---- Available records

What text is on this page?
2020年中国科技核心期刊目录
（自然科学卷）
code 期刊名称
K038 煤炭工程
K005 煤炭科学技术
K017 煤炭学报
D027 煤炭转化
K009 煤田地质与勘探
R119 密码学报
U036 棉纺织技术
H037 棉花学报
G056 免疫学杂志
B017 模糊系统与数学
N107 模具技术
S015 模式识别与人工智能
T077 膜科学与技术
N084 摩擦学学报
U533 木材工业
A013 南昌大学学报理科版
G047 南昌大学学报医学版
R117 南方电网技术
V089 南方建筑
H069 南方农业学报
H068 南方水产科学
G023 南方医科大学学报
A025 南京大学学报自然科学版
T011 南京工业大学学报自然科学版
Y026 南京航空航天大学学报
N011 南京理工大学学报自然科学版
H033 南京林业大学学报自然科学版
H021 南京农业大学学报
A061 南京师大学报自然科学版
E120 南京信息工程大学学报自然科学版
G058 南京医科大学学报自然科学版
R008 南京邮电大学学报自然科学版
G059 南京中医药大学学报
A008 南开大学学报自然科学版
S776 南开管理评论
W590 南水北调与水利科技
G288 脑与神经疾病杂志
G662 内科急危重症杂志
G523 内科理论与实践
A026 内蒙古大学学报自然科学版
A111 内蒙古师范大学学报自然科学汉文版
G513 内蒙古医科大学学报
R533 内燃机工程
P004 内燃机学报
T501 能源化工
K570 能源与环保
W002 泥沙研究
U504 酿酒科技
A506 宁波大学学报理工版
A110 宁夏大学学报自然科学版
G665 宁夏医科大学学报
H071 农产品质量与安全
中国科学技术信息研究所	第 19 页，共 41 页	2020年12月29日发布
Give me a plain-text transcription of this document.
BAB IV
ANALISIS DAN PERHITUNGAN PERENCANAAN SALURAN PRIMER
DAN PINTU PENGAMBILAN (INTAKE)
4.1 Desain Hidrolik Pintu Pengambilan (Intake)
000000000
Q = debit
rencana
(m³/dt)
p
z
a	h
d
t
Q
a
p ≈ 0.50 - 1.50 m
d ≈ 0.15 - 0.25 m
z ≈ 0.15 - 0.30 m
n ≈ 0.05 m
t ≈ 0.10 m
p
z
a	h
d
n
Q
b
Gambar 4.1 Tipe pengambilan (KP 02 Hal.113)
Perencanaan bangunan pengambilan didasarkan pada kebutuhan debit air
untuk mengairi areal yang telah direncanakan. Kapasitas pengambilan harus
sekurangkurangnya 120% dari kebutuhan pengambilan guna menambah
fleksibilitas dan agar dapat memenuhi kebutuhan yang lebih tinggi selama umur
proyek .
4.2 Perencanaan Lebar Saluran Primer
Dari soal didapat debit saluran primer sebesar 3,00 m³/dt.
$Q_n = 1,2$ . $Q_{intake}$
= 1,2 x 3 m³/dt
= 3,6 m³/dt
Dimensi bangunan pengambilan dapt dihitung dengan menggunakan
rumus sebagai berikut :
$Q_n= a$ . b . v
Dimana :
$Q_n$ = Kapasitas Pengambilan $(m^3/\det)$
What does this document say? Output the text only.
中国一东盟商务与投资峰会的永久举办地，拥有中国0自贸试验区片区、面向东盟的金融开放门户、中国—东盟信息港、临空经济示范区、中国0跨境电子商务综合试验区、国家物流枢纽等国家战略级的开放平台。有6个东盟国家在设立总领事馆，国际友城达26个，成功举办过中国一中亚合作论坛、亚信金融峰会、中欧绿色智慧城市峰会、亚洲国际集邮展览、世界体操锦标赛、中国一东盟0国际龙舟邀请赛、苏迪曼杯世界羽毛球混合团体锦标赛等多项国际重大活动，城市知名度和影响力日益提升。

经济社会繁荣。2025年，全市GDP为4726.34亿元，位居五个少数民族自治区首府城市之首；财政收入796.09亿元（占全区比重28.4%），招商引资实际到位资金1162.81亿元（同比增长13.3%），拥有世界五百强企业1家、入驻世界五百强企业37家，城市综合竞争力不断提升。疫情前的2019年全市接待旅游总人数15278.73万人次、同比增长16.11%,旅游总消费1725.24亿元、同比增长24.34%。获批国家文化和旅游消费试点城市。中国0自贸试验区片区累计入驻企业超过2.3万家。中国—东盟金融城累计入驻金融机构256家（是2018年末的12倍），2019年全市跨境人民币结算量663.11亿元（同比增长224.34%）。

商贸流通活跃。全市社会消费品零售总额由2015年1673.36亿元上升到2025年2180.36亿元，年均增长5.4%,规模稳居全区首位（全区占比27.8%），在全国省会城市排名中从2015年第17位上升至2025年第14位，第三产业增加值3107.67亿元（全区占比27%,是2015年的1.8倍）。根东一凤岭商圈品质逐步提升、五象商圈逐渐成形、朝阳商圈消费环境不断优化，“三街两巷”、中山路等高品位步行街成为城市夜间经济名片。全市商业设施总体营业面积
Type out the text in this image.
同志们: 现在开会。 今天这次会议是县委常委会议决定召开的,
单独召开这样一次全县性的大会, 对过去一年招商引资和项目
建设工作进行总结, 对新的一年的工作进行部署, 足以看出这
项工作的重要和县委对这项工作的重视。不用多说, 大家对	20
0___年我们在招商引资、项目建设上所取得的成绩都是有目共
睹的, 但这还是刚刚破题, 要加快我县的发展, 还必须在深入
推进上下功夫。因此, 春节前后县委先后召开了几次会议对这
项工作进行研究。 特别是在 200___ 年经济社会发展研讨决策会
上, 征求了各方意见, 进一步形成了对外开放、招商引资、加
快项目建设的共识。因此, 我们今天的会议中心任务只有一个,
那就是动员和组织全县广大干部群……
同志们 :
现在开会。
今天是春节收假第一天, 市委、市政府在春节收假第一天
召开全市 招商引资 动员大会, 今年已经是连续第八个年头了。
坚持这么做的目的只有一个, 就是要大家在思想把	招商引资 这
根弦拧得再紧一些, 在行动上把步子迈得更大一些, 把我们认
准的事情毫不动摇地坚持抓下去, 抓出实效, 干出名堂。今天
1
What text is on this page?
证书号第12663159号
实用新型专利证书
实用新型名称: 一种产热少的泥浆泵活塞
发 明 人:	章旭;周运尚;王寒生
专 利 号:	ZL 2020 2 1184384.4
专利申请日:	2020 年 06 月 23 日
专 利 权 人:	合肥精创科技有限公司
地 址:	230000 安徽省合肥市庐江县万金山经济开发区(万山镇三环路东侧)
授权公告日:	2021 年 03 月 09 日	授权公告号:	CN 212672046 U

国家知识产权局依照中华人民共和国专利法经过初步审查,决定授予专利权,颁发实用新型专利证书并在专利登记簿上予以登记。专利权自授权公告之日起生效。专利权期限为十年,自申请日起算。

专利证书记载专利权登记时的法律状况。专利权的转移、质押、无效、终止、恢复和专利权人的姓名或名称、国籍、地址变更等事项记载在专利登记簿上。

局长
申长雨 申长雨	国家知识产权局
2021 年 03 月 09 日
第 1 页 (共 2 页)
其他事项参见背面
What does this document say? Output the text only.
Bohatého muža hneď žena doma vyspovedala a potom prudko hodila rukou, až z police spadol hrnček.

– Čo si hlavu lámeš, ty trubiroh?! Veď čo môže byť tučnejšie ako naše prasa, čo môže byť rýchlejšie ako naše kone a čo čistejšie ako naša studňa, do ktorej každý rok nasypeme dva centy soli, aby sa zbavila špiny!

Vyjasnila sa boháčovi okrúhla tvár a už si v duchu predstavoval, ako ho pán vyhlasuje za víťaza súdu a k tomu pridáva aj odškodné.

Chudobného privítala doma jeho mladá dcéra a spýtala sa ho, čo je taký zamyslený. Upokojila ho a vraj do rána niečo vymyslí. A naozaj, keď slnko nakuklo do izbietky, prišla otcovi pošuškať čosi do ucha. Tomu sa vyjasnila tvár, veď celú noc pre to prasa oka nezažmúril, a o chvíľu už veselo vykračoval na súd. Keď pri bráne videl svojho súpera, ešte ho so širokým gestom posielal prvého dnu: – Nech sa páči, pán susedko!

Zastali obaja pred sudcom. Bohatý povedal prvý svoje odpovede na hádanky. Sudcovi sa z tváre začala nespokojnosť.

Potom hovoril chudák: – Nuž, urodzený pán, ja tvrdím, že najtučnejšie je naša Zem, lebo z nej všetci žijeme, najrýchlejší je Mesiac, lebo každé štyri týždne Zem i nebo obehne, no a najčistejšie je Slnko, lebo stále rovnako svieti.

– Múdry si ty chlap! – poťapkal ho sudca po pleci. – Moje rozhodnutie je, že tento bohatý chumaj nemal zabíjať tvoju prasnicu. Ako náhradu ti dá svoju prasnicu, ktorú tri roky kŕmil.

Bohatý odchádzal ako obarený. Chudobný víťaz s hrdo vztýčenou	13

--------

■ Task to complete:
Scan the lines for the string "yang". Copy out each line that matches.

■ The result:
untuk mengairi areal yang telah direncanakan. Kapasitas pengambilan harus
fleksibilitas dan agar dapat memenuhi kebutuhan yang lebih tinggi selama umur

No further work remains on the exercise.